-- BEGIN RECORDS FOR THE TASK --

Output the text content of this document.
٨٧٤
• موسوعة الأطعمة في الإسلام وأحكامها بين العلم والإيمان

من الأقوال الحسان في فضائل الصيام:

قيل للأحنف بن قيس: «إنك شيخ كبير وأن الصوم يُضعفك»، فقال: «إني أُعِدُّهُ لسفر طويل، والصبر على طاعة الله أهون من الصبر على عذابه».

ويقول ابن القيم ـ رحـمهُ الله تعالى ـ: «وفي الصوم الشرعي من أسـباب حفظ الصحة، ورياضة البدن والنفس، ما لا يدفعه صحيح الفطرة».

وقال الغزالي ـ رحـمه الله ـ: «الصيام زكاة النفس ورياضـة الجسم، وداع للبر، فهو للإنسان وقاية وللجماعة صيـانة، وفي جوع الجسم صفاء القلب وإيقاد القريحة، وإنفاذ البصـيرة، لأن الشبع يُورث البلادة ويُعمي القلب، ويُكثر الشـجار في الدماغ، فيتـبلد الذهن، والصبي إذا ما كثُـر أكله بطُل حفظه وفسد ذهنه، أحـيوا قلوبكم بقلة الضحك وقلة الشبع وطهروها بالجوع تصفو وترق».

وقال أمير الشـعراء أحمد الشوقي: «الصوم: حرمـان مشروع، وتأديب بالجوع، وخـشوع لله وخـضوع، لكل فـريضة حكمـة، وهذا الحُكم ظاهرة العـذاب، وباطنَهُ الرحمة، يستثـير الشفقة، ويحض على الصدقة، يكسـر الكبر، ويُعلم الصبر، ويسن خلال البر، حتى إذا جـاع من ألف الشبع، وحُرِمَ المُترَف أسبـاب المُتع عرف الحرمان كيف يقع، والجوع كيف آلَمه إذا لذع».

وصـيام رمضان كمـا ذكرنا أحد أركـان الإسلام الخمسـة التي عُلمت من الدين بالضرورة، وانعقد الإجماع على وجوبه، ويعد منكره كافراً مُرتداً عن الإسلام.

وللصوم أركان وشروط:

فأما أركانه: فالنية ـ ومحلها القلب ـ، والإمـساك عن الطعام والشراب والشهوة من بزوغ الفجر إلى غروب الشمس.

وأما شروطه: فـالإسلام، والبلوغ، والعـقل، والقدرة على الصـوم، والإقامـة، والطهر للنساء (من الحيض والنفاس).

-- END RECORDS FOR THE TASK --

SET PROBLEM
Transcribe the data. Leave every line exactly as it is.

WORKED ANSWER
Output the text content of this document.
٨٧٤
• موسوعة الأطعمة في الإسلام وأحكامها بين العلم والإيمان

من الأقوال الحسان في فضائل الصيام:

قيل للأحنف بن قيس: «إنك شيخ كبير وأن الصوم يُضعفك»، فقال: «إني أُعِدُّهُ لسفر طويل، والصبر على طاعة الله أهون من الصبر على عذابه».

ويقول ابن القيم ـ رحـمهُ الله تعالى ـ: «وفي الصوم الشرعي من أسـباب حفظ الصحة، ورياضة البدن والنفس، ما لا يدفعه صحيح الفطرة».

وقال الغزالي ـ رحـمه الله ـ: «الصيام زكاة النفس ورياضـة الجسم، وداع للبر، فهو للإنسان وقاية وللجماعة صيـانة، وفي جوع الجسم صفاء القلب وإيقاد القريحة، وإنفاذ البصـيرة، لأن الشبع يُورث البلادة ويُعمي القلب، ويُكثر الشـجار في الدماغ، فيتـبلد الذهن، والصبي إذا ما كثُـر أكله بطُل حفظه وفسد ذهنه، أحـيوا قلوبكم بقلة الضحك وقلة الشبع وطهروها بالجوع تصفو وترق».

وقال أمير الشـعراء أحمد الشوقي: «الصوم: حرمـان مشروع، وتأديب بالجوع، وخـشوع لله وخـضوع، لكل فـريضة حكمـة، وهذا الحُكم ظاهرة العـذاب، وباطنَهُ الرحمة، يستثـير الشفقة، ويحض على الصدقة، يكسـر الكبر، ويُعلم الصبر، ويسن خلال البر، حتى إذا جـاع من ألف الشبع، وحُرِمَ المُترَف أسبـاب المُتع عرف الحرمان كيف يقع، والجوع كيف آلَمه إذا لذع».

وصـيام رمضان كمـا ذكرنا أحد أركـان الإسلام الخمسـة التي عُلمت من الدين بالضرورة، وانعقد الإجماع على وجوبه، ويعد منكره كافراً مُرتداً عن الإسلام.

وللصوم أركان وشروط:

فأما أركانه: فالنية ـ ومحلها القلب ـ، والإمـساك عن الطعام والشراب والشهوة من بزوغ الفجر إلى غروب الشمس.

وأما شروطه: فـالإسلام، والبلوغ، والعـقل، والقدرة على الصـوم، والإقامـة، والطهر للنساء (من الحيض والنفاس).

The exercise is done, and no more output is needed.